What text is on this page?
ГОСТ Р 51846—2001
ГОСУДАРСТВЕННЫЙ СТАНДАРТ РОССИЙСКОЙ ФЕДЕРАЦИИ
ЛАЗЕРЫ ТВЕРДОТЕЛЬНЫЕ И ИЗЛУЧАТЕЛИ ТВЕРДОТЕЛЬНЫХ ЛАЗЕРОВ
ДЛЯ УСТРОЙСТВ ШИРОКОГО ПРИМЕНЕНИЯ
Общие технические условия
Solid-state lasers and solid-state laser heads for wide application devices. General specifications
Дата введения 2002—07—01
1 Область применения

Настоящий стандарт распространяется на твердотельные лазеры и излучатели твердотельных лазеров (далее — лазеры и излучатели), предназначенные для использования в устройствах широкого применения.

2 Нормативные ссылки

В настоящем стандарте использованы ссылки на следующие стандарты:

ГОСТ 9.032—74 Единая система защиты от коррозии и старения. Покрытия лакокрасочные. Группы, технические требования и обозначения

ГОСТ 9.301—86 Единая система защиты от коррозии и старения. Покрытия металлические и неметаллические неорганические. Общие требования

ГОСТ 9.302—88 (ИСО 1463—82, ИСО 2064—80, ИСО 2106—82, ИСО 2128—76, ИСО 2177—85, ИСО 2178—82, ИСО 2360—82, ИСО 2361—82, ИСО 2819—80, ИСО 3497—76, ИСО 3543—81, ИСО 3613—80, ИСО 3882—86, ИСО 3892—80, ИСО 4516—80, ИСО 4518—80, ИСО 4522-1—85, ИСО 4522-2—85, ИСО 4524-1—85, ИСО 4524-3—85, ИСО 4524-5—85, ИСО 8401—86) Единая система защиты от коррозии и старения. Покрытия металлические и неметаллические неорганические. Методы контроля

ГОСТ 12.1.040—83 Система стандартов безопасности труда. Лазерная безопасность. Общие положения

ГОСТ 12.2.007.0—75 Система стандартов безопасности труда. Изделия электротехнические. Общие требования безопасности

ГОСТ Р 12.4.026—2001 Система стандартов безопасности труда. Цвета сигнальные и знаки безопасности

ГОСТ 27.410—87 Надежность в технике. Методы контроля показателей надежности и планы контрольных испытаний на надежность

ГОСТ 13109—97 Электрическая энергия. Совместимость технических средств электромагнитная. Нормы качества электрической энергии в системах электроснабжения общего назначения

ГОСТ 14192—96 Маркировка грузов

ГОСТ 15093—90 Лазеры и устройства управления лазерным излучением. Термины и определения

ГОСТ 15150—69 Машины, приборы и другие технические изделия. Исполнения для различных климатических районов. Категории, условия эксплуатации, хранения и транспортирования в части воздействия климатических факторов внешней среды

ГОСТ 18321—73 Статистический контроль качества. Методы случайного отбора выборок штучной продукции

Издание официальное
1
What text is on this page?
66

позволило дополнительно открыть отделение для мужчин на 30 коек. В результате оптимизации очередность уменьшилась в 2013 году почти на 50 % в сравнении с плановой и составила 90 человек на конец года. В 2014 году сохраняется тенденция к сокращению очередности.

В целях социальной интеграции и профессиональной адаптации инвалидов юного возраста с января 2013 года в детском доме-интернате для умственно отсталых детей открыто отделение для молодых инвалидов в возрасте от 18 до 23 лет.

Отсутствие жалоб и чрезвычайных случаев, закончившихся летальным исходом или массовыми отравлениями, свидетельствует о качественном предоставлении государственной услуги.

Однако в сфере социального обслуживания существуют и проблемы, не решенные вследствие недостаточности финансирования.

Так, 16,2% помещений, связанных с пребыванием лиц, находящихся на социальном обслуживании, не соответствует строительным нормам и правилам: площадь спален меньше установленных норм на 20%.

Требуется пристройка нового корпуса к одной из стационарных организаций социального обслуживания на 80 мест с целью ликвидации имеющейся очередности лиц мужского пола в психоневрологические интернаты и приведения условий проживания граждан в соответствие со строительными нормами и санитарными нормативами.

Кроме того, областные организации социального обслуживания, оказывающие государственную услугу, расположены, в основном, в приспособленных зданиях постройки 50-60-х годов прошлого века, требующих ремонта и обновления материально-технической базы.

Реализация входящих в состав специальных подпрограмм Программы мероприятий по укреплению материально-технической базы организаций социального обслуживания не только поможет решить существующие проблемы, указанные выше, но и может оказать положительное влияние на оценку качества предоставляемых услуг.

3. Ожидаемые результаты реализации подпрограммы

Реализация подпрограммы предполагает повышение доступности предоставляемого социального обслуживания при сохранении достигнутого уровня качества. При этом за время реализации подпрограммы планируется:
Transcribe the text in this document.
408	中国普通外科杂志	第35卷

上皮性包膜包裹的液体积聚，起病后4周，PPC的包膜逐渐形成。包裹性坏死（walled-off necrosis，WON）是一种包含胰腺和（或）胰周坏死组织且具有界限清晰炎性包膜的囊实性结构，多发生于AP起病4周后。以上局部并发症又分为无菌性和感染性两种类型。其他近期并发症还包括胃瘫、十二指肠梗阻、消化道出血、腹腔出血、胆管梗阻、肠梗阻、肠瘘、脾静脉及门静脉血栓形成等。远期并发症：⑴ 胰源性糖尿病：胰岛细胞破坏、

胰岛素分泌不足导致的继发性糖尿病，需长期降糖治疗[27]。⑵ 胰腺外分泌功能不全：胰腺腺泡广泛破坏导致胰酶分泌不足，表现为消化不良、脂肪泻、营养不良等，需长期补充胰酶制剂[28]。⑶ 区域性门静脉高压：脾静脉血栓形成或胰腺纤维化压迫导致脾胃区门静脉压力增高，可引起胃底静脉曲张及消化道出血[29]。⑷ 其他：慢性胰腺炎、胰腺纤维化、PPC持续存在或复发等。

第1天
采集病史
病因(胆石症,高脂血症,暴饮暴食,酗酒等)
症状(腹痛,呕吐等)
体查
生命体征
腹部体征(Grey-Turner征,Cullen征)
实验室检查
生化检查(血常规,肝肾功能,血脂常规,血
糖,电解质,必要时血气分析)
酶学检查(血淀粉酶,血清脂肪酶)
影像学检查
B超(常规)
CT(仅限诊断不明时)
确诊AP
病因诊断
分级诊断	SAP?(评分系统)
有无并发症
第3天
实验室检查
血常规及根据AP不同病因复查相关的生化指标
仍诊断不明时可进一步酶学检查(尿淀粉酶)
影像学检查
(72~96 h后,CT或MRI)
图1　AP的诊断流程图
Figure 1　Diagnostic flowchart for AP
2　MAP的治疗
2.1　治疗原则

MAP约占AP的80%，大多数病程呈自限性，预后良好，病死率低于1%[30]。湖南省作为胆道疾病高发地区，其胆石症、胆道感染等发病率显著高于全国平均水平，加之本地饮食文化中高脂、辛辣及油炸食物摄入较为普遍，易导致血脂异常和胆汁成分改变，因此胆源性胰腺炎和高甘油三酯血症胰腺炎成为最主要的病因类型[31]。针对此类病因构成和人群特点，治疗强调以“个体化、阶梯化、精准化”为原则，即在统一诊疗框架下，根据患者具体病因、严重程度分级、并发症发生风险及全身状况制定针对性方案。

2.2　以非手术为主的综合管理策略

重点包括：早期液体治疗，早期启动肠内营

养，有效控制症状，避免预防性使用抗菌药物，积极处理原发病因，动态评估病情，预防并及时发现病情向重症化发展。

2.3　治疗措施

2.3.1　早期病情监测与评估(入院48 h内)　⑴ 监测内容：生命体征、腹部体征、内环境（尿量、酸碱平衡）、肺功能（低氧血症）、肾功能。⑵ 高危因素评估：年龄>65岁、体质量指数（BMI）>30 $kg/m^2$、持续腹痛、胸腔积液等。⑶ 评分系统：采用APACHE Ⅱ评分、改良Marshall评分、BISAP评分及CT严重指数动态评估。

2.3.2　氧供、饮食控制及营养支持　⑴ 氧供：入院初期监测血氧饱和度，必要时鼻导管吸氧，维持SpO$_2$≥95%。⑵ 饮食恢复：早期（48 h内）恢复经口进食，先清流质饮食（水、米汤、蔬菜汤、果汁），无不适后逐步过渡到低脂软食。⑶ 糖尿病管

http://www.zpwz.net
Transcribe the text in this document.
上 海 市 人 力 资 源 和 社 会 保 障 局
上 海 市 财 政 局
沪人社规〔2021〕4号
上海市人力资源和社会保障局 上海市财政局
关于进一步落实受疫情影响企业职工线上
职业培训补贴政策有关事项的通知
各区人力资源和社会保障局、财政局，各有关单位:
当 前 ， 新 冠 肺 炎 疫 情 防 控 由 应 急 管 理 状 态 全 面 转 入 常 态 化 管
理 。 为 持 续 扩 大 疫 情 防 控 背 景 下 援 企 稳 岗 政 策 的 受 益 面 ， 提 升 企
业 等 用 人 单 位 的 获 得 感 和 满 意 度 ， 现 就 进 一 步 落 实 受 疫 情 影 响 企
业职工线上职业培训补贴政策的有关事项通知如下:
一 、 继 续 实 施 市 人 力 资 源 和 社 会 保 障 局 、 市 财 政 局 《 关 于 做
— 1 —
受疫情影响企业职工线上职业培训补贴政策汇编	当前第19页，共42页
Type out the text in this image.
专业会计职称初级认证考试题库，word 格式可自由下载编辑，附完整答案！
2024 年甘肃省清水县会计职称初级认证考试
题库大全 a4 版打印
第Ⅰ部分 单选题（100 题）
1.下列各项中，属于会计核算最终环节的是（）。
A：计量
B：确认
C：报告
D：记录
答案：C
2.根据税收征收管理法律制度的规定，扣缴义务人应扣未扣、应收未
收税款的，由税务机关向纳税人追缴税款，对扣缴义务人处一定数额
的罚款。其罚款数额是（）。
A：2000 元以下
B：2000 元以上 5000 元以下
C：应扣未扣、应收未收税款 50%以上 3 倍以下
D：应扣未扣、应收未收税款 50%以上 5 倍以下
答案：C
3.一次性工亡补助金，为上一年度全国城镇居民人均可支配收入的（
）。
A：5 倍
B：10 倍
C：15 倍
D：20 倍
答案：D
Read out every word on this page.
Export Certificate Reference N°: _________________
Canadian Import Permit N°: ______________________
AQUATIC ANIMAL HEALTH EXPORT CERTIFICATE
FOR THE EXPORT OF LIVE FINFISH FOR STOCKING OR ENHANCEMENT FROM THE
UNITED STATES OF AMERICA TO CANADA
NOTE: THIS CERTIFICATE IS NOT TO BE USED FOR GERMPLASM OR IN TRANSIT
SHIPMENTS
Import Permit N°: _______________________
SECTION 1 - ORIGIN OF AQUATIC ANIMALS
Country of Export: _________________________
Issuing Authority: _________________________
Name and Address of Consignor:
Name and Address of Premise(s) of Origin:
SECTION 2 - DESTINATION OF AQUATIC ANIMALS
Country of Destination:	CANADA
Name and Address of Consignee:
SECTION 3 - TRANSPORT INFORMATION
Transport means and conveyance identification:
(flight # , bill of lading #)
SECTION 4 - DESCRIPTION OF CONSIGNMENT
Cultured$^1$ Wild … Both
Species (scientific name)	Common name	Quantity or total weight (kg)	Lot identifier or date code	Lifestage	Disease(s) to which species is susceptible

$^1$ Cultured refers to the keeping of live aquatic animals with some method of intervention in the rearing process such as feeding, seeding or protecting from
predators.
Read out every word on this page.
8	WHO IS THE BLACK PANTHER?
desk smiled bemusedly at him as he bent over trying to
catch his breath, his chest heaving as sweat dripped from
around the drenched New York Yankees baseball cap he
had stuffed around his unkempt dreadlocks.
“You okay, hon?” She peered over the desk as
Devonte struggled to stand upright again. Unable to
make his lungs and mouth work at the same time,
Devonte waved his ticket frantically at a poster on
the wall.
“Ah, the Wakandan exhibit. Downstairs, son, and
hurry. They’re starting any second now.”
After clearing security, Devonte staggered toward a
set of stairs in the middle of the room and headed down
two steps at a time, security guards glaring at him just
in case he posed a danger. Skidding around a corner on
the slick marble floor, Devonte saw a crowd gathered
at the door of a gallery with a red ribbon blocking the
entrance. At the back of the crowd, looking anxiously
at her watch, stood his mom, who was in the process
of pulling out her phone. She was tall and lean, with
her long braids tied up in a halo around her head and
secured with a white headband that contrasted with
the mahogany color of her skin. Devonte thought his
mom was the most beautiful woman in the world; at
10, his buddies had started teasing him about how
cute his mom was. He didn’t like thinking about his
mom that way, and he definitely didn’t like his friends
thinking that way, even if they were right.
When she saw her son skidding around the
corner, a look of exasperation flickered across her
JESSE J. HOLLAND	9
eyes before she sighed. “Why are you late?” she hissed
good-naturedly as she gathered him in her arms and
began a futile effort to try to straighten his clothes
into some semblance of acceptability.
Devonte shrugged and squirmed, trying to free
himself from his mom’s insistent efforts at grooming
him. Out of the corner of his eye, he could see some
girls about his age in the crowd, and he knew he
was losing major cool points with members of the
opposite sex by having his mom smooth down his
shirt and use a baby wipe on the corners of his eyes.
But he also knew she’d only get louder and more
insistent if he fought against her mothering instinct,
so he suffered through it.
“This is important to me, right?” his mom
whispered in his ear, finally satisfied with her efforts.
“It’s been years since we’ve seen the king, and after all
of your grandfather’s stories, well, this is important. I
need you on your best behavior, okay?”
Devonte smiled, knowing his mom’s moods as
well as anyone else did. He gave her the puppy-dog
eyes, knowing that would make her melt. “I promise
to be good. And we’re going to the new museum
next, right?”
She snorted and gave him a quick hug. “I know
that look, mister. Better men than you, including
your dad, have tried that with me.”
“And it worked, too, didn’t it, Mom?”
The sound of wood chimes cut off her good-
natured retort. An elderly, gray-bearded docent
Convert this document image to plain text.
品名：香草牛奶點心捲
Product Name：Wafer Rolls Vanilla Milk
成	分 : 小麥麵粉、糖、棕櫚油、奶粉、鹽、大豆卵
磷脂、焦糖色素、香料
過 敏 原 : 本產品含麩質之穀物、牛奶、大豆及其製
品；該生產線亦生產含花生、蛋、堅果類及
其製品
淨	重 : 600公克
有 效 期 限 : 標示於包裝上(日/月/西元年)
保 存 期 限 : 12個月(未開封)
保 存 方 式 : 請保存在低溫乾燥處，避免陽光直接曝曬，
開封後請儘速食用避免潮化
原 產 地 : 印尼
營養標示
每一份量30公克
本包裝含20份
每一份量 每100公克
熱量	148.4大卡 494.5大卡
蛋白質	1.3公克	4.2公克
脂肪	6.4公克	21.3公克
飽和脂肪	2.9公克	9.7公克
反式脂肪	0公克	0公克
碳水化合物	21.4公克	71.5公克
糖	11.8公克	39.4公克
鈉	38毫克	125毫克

++++++

** What the exercise asks **
Filter the entries down to the lines containing "like". Copy each of those lines.

** Exercise output **
cute his mom was. He didn’t like thinking about his
mom that way, and he definitely didn’t like his friends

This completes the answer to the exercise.